■ **PROBLEM TO WORK ON**: Reproduce all the lines below exactly and omit the images.

■ **Source records**:
━━━━━━━━━━
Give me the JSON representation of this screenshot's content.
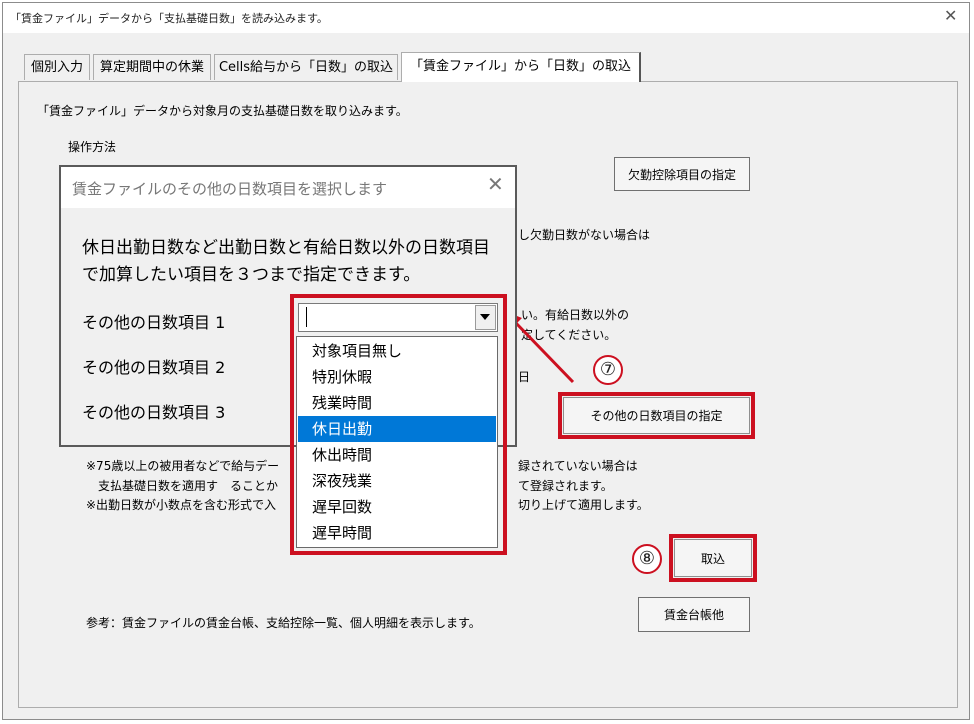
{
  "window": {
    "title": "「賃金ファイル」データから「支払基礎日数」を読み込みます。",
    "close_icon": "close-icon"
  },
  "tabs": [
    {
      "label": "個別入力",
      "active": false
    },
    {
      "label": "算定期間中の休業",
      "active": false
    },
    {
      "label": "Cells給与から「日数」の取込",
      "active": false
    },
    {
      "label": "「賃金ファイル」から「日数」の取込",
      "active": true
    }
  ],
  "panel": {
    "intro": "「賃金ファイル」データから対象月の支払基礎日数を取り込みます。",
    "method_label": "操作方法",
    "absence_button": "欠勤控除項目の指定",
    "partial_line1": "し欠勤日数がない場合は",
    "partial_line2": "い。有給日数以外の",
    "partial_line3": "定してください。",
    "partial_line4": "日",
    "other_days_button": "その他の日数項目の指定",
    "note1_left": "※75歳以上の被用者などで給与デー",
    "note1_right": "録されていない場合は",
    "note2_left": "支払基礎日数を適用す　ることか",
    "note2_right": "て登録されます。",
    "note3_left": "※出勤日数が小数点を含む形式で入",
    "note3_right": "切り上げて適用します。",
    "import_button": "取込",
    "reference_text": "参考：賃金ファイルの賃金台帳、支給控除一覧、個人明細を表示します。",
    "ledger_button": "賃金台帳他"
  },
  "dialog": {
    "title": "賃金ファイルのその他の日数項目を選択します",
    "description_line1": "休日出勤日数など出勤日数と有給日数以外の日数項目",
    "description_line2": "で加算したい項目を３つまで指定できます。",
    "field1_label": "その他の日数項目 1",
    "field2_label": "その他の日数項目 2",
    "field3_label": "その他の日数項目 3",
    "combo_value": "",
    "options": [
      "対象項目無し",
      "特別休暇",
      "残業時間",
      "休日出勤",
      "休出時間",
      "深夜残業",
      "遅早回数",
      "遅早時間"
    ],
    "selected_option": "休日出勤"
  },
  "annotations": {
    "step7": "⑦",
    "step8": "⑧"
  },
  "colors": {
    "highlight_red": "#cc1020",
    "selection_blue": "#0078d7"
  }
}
━━━━━━━━━━
■ **FINISHED ANSWER**:
Give me the JSON representation of this screenshot's content.
{
  "window": {
    "title": "「賃金ファイル」データから「支払基礎日数」を読み込みます。",
    "close_icon": "close-icon"
  },
  "tabs": [
    {
      "label": "個別入力",
      "active": false
    },
    {
      "label": "算定期間中の休業",
      "active": false
    },
    {
      "label": "Cells給与から「日数」の取込",
      "active": false
    },
    {
      "label": "「賃金ファイル」から「日数」の取込",
      "active": true
    }
  ],
  "panel": {
    "intro": "「賃金ファイル」データから対象月の支払基礎日数を取り込みます。",
    "method_label": "操作方法",
    "absence_button": "欠勤控除項目の指定",
    "partial_line1": "し欠勤日数がない場合は",
    "partial_line2": "い。有給日数以外の",
    "partial_line3": "定してください。",
    "partial_line4": "日",
    "other_days_button": "その他の日数項目の指定",
    "note1_left": "※75歳以上の被用者などで給与デー",
    "note1_right": "録されていない場合は",
    "note2_left": "支払基礎日数を適用す　ることか",
    "note2_right": "て登録されます。",
    "note3_left": "※出勤日数が小数点を含む形式で入",
    "note3_right": "切り上げて適用します。",
    "import_button": "取込",
    "reference_text": "参考：賃金ファイルの賃金台帳、支給控除一覧、個人明細を表示します。",
    "ledger_button": "賃金台帳他"
  },
  "dialog": {
    "title": "賃金ファイルのその他の日数項目を選択します",
    "description_line1": "休日出勤日数など出勤日数と有給日数以外の日数項目",
    "description_line2": "で加算したい項目を３つまで指定できます。",
    "field1_label": "その他の日数項目 1",
    "field2_label": "その他の日数項目 2",
    "field3_label": "その他の日数項目 3",
    "combo_value": "",
    "options": [
      "対象項目無し",
      "特別休暇",
      "残業時間",
      "休日出勤",
      "休出時間",
      "深夜残業",
      "遅早回数",
      "遅早時間"
    ],
    "selected_option": "休日出勤"
  },
  "annotations": {
    "step7": "⑦",
    "step8": "⑧"
  },
  "colors": {
    "highlight_red": "#cc1020",
    "selection_blue": "#0078d7"
  }
}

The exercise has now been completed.